**WHAT THIS TASK INVOLVES**. Pull out every line in the data that has the string "households" in it.
>>>>>
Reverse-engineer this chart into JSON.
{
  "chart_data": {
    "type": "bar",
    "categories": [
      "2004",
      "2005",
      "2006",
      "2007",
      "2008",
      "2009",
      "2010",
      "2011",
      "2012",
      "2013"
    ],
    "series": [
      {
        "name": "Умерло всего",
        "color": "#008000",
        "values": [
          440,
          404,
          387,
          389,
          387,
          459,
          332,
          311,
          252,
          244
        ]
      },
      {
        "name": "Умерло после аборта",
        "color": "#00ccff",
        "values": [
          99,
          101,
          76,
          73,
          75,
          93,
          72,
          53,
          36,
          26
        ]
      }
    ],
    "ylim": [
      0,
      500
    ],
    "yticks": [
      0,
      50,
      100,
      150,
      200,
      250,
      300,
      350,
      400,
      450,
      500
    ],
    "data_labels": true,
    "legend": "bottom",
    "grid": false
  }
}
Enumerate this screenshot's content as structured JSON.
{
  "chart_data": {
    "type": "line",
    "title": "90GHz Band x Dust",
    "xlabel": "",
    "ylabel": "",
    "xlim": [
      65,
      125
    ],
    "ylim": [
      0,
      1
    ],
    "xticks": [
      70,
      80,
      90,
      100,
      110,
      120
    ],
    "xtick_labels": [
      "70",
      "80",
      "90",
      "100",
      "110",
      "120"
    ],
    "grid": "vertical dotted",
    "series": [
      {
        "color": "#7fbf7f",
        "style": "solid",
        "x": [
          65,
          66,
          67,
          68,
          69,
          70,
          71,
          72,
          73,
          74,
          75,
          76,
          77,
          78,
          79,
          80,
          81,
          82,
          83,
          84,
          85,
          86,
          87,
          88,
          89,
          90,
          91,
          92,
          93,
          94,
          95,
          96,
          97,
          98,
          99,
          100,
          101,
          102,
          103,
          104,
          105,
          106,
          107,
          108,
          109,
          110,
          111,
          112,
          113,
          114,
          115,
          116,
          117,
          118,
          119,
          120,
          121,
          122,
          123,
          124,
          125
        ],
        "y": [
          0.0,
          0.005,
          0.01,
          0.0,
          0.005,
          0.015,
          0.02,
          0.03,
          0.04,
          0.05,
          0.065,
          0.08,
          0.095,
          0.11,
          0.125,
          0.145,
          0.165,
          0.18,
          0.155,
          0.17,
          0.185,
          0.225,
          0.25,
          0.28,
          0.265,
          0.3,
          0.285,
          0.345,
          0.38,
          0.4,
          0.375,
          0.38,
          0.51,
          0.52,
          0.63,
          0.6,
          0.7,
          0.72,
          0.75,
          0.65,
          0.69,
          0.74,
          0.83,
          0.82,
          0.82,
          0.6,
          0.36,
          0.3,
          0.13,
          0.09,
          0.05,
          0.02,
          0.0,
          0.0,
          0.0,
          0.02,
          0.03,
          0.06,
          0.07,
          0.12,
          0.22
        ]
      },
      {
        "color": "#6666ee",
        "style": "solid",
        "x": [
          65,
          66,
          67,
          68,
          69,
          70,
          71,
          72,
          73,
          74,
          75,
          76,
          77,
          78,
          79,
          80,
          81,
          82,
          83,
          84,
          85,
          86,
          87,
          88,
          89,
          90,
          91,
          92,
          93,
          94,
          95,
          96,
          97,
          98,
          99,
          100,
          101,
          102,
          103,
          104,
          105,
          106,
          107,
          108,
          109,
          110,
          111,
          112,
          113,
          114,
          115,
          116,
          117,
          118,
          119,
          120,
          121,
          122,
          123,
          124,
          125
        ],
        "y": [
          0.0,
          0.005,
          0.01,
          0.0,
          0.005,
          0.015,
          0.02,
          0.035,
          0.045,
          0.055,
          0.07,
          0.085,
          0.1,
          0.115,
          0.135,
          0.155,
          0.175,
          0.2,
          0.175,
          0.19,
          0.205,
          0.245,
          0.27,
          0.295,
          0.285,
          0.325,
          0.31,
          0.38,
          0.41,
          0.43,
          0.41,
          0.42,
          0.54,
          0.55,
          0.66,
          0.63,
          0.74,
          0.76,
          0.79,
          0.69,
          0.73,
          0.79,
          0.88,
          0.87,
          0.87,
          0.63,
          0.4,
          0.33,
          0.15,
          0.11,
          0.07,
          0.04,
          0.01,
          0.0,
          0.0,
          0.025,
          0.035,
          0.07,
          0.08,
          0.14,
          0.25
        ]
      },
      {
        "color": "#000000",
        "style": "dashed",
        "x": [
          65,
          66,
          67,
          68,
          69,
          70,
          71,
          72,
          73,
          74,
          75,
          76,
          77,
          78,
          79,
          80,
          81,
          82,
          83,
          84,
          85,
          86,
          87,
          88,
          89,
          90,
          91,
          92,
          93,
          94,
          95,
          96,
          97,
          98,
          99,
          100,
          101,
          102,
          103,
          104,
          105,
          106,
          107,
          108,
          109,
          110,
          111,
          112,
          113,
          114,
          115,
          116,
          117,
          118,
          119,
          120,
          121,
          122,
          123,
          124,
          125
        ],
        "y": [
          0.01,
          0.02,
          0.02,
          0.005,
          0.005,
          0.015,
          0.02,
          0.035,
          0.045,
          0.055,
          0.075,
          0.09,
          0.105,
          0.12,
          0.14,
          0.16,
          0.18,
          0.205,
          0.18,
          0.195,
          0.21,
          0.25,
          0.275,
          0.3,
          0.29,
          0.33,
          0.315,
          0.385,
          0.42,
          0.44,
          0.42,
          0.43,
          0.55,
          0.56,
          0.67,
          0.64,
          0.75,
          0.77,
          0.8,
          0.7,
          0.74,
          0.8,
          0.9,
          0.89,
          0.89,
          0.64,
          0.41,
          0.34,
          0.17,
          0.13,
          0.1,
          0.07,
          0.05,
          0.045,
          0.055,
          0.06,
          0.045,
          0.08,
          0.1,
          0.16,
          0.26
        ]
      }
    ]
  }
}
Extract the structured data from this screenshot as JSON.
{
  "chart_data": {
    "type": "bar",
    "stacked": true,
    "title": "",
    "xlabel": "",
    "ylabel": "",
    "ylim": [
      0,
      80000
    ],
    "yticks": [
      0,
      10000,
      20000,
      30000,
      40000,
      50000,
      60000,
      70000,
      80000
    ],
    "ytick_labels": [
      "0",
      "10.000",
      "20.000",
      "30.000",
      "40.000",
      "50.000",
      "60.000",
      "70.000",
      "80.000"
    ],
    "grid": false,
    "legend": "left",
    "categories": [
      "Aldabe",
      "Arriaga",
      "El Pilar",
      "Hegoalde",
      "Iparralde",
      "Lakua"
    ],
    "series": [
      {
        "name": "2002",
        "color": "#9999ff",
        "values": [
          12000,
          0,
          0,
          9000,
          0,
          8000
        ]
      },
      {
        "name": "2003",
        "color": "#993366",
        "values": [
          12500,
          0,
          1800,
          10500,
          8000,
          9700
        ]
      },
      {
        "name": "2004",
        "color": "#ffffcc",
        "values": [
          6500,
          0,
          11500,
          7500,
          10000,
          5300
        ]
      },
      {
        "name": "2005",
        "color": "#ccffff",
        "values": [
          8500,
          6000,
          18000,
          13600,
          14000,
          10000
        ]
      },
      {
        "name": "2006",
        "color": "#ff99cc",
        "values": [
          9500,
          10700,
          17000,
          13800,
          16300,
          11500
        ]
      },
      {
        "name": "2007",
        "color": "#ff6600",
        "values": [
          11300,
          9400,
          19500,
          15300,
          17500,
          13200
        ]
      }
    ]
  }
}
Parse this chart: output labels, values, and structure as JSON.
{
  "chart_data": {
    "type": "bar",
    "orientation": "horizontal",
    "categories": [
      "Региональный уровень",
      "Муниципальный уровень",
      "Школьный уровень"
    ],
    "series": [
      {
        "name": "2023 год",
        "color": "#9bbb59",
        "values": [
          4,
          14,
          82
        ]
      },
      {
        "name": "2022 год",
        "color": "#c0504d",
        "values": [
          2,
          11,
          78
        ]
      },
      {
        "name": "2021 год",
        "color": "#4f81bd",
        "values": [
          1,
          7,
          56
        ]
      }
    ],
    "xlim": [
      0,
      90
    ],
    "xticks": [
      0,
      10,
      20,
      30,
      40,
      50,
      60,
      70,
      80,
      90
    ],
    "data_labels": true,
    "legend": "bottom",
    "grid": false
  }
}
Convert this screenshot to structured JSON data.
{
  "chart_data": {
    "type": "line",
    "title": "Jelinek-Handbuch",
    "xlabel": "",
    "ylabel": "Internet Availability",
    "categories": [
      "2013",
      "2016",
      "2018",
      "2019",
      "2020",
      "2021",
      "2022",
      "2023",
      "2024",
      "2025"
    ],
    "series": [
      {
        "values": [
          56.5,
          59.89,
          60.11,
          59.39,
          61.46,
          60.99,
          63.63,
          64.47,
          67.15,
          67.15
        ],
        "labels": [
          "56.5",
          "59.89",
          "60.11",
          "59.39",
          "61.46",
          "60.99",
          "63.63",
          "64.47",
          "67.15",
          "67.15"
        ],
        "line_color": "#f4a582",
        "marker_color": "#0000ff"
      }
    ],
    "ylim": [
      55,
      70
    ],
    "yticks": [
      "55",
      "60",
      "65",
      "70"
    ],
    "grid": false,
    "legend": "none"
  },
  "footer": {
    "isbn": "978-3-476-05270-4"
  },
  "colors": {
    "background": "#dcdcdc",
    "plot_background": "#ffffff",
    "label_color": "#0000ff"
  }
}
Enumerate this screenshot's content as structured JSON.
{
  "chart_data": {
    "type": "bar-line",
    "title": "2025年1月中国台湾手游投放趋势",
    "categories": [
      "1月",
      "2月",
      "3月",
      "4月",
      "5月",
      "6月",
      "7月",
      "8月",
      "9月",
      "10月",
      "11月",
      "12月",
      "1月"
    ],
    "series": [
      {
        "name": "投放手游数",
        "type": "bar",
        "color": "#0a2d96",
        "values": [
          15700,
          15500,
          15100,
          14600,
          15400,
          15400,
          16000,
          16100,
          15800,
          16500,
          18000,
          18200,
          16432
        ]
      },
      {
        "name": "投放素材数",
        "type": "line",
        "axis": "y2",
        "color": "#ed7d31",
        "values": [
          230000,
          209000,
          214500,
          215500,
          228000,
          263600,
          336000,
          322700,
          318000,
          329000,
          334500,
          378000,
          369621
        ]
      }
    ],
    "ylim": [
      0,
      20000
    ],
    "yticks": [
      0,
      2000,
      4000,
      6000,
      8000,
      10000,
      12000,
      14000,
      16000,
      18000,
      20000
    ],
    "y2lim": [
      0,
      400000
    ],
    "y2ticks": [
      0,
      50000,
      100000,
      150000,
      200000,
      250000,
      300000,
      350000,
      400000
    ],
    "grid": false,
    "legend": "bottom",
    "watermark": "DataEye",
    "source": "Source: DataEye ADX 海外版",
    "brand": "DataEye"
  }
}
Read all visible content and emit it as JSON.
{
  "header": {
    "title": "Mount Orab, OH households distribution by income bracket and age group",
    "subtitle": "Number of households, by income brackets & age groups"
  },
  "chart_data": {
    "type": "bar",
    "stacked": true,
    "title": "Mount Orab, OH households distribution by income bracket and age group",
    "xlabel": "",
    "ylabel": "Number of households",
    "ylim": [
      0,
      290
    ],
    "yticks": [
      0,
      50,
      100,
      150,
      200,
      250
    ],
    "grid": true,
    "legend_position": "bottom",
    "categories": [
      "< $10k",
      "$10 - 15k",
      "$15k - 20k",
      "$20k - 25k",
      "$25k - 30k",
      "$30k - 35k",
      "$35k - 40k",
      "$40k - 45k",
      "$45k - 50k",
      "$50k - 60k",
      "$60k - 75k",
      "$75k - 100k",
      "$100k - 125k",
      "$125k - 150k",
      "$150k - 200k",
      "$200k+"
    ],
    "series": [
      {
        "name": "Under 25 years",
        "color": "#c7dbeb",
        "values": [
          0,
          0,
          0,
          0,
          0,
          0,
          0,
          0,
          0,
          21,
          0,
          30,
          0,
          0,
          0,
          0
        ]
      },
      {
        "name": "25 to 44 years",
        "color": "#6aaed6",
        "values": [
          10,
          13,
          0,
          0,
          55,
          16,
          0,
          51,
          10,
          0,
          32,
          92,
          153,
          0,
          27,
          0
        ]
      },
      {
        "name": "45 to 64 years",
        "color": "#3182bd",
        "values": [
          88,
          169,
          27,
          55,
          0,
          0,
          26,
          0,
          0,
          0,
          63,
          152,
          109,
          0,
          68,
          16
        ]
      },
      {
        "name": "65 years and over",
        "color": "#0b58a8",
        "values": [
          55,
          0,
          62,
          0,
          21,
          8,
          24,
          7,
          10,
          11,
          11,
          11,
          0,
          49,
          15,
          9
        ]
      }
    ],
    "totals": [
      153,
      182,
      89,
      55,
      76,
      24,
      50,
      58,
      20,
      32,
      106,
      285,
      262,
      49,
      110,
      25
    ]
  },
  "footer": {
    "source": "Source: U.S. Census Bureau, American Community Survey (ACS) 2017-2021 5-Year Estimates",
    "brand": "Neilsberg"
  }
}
<<<<<
**EXERCISE RESPONSE**.
    "title": "Mount Orab, OH households distribution by income bracket and age group",
    "subtitle": "Number of households, by income brackets & age groups"
    "title": "Mount Orab, OH households distribution by income bracket and age group",
    "ylabel": "Number of households",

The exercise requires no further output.